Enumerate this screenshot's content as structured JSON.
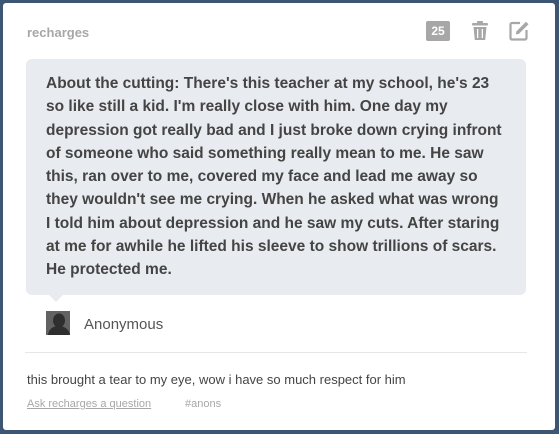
{
  "post": {
    "blog_name": "recharges",
    "notes_count": "25",
    "question_text": "About the cutting: There's this teacher at my school, he's 23 so like still a kid. I'm really close with him. One day my depression got really bad and I just broke down crying infront of someone who said something really mean to me. He saw this, ran over to me, covered my face and lead me away so they wouldn't see me crying. When he asked what was wrong I told him about depression and he saw my cuts. After staring at me for awhile he lifted his sleeve to show trillions of scars. He protected me.",
    "asker_name": "Anonymous",
    "answer_text": "this brought a tear to my eye, wow i have so much respect for him",
    "ask_link": "Ask recharges a question",
    "tag": "#anons"
  },
  "icons": {
    "delete": "trash-icon",
    "edit": "edit-icon",
    "avatar": "anonymous-avatar"
  },
  "colors": {
    "background": "#3c5674",
    "card": "#ffffff",
    "bubble": "#e8ebef",
    "muted": "#a7a7a7",
    "text": "#444444"
  }
}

○ ○ ○ ○ ○ ○ ○

# Brief
Every record above should come back exactly, but without its pictures.

# Response to this task
Enumerate this screenshot's content as structured JSON.
{
  "post": {
    "blog_name": "recharges",
    "notes_count": "25",
    "question_text": "About the cutting: There's this teacher at my school, he's 23 so like still a kid. I'm really close with him. One day my depression got really bad and I just broke down crying infront of someone who said something really mean to me. He saw this, ran over to me, covered my face and lead me away so they wouldn't see me crying. When he asked what was wrong I told him about depression and he saw my cuts. After staring at me for awhile he lifted his sleeve to show trillions of scars. He protected me.",
    "asker_name": "Anonymous",
    "answer_text": "this brought a tear to my eye, wow i have so much respect for him",
    "ask_link": "Ask recharges a question",
    "tag": "#anons"
  },
  "icons": {
    "delete": "trash-icon",
    "edit": "edit-icon",
    "avatar": "anonymous-avatar"
  },
  "colors": {
    "background": "#3c5674",
    "card": "#ffffff",
    "bubble": "#e8ebef",
    "muted": "#a7a7a7",
    "text": "#444444"
  }
}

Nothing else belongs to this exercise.